Scan the data below and pick out the lines containing the word "метод".
** Start of GIVEN DATA **
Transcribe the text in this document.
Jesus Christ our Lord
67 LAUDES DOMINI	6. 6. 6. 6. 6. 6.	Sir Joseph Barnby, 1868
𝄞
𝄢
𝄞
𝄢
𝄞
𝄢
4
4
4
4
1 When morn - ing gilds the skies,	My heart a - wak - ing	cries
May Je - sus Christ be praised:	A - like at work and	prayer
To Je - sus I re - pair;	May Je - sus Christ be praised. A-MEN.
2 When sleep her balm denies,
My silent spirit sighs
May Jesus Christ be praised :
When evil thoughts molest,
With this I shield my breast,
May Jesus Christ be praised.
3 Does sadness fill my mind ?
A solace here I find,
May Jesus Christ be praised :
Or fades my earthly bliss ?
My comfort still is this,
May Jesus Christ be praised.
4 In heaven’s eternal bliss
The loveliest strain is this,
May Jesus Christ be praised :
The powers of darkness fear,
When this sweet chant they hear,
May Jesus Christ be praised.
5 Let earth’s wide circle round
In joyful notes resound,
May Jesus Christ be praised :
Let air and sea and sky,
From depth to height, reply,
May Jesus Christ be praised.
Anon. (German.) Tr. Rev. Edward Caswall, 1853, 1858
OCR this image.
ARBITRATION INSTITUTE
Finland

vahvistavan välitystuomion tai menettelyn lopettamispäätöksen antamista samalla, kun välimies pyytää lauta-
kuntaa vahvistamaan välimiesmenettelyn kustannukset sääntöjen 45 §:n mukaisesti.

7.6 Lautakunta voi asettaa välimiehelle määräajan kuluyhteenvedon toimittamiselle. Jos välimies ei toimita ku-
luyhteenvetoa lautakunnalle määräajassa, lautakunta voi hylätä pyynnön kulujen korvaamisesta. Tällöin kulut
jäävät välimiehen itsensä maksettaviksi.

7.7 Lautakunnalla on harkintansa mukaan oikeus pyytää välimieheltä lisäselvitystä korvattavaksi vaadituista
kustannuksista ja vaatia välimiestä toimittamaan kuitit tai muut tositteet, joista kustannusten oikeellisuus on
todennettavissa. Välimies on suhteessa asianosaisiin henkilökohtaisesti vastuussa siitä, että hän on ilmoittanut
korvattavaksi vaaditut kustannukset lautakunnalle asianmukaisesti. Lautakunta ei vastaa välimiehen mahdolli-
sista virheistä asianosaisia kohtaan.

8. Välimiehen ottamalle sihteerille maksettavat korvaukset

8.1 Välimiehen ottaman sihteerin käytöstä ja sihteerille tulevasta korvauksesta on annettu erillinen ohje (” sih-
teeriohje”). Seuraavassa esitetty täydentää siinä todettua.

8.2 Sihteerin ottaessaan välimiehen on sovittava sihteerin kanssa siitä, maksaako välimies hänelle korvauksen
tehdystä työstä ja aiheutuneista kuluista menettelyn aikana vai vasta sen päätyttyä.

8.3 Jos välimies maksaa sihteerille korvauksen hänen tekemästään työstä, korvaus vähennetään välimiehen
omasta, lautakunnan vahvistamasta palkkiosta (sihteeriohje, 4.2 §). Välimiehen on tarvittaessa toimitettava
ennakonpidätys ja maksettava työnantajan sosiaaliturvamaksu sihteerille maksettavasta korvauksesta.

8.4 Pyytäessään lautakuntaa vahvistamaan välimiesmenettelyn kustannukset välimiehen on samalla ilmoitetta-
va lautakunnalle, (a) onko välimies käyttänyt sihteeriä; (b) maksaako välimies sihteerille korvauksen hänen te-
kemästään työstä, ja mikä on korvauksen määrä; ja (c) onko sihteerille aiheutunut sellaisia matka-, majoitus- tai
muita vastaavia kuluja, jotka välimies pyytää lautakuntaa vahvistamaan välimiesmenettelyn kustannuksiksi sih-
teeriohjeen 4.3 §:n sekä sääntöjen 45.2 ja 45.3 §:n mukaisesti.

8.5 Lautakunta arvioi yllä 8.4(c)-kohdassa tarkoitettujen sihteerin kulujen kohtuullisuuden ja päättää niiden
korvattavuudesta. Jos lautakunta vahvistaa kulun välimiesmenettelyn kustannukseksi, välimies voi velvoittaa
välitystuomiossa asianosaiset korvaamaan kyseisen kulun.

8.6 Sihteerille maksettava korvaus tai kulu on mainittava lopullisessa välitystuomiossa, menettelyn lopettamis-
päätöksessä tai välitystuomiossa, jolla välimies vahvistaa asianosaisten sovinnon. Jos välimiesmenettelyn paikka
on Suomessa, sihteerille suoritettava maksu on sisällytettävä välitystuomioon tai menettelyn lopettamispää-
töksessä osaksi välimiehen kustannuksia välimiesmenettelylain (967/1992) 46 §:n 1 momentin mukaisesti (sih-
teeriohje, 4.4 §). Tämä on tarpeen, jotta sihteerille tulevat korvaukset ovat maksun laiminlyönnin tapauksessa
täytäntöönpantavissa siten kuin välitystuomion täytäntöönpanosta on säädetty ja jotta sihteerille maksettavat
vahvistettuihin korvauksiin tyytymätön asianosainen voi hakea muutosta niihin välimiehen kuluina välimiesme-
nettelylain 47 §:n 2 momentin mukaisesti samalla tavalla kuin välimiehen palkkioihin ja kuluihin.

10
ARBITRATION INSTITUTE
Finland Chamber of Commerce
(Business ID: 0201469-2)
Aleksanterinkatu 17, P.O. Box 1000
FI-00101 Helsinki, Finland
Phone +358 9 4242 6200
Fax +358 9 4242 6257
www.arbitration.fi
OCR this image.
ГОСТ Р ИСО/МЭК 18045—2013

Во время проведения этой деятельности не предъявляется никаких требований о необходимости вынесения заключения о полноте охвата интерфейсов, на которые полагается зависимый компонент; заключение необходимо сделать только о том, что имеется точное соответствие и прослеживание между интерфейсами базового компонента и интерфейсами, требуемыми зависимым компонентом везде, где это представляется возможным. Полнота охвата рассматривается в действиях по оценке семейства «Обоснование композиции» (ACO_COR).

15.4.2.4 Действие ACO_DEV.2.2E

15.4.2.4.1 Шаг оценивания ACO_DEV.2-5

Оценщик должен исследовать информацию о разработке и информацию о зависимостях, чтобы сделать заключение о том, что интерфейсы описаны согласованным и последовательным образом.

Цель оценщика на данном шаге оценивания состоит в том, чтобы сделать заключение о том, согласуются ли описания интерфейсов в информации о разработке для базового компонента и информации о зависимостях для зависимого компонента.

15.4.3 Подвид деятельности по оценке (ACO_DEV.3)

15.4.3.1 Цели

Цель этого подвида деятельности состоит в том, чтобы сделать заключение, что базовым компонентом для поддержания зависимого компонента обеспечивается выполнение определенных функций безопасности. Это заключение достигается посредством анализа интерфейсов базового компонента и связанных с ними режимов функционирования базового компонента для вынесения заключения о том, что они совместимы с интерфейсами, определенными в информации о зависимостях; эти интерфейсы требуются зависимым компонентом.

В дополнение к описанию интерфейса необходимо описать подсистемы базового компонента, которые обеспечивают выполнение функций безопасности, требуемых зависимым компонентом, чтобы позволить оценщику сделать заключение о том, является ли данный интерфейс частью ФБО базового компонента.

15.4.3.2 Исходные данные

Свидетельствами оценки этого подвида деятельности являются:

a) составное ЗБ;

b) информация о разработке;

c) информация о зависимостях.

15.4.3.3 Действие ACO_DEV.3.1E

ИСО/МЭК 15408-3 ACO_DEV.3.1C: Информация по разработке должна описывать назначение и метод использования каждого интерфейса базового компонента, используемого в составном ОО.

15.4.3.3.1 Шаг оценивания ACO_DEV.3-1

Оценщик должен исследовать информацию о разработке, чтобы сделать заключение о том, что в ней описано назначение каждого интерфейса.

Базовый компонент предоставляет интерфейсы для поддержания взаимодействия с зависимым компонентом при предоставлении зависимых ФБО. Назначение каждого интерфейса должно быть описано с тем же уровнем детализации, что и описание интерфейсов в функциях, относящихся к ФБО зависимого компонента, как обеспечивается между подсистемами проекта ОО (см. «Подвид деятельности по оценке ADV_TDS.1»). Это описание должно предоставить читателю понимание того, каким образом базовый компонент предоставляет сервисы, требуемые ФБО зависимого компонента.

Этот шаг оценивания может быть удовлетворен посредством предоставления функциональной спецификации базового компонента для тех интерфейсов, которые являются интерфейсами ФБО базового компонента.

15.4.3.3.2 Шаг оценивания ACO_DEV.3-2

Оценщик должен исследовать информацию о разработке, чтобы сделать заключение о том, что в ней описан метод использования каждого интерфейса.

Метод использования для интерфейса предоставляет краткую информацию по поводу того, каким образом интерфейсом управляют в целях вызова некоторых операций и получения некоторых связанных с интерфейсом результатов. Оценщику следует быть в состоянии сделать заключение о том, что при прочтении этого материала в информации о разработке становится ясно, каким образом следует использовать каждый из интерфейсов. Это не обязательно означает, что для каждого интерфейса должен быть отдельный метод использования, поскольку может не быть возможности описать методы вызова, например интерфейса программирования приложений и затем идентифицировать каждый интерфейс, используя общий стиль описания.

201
** End of GIVEN DATA **
▶ [RESULT FOR THIS EXERCISE]:
ИСО/МЭК 15408-3 ACO_DEV.3.1C: Информация по разработке должна описывать назначение и метод использования каждого интерфейса базового компонента, используемого в составном ОО.
Оценщик должен исследовать информацию о разработке, чтобы сделать заключение о том, что в ней описан метод использования каждого интерфейса.
Метод использования для интерфейса предоставляет краткую информацию по поводу того, каким образом интерфейсом управляют в целях вызова некоторых операций и получения некоторых связанных с интерфейсом результатов. Оценщику следует быть в состоянии сделать заключение о том, что при прочтении этого материала в информации о разработке становится ясно, каким образом следует использовать каждый из интерфейсов. Это не обязательно означает, что для каждого интерфейса должен быть отдельный метод использования, поскольку может не быть возможности описать методы вызова, например интерфейса программирования приложений и затем идентифицировать каждый интерфейс, используя общий стиль описания.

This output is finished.